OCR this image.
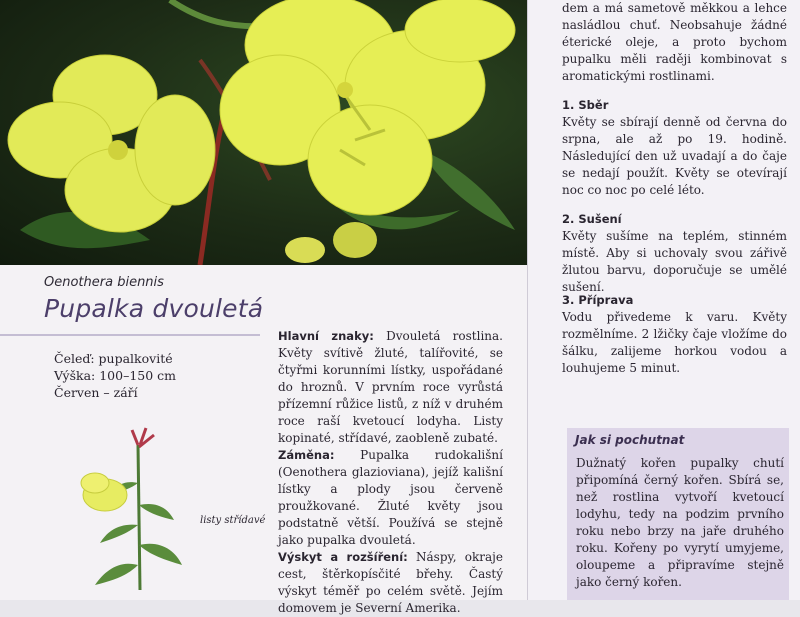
Oenothera biennis
Pupalka dvouletá
Čeleď: pupalkovité
Výška: 100–150 cm
Červen – září
listy střídavé
Hlavní znaky: Dvouletá rostlina. Květy svítivě žluté, talířovité, se čtyřmi korunními lístky, uspořádané do hroznů. V prvním roce vyrůstá přízemní růžice listů, z níž v druhém roce raší kvetoucí lodyha. Listy kopinaté, střídavé, zaobleně zubaté.
Záměna: Pupalka rudokališní (Oenothera glazioviana), jejíž kališní lístky a plody jsou červeně proužkované. Žluté květy jsou podstatně větší. Používá se stejně jako pupalka dvouletá.
Výskyt a rozšíření: Náspy, okraje cest, štěrkopísčité břehy. Častý výskyt téměř po celém světě. Jejím domovem je Severní Amerika.
dem a má sametově měkkou a lehce nasládlou chuť. Neobsahuje žádné éterické oleje, a proto bychom pupalku měli raději kombinovat s aromatickými rostlinami.
1. Sběr
Květy se sbírají denně od června do srpna, ale až po 19. hodině. Následující den už uvadají a do čaje se nedají použít. Květy se otevírají noc co noc po celé léto.
2. Sušení
Květy sušíme na teplém, stinném místě. Aby si uchovaly svou zářivě žlutou barvu, doporučuje se umělé sušení.
3. Příprava
Vodu přivedeme k varu. Květy rozmělníme. 2 lžičky čaje vložíme do šálku, zalijeme horkou vodou a louhujeme 5 minut.
Jak si pochutnat
Dužnatý kořen pupalky chutí připomíná černý kořen. Sbírá se, než rostlina vytvoří kvetoucí lodyhu, tedy na podzim prvního roku nebo brzy na jaře druhého roku. Kořeny po vyrytí umyjeme, oloupeme a připravíme stejně jako černý kořen.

┄┄┄┄┄┄┄┄┄┄┄┄┄┄┄┄┄┄┄┄

Your task is to list each line of the records with the word "kvetoucí".

## EXERCISE SOLUTION
Hlavní znaky: Dvouletá rostlina. Květy svítivě žluté, talířovité, se čtyřmi korunními lístky, uspořádané do hroznů. V prvním roce vyrůstá přízemní růžice listů, z níž v druhém roce raší kvetoucí lodyha. Listy kopinaté, střídavé, zaobleně zubaté.
Dužnatý kořen pupalky chutí připomíná černý kořen. Sbírá se, než rostlina vytvoří kvetoucí lodyhu, tedy na podzim prvního roku nebo brzy na jaře druhého roku. Kořeny po vyrytí umyjeme, oloupeme a připravíme stejně jako černý kořen.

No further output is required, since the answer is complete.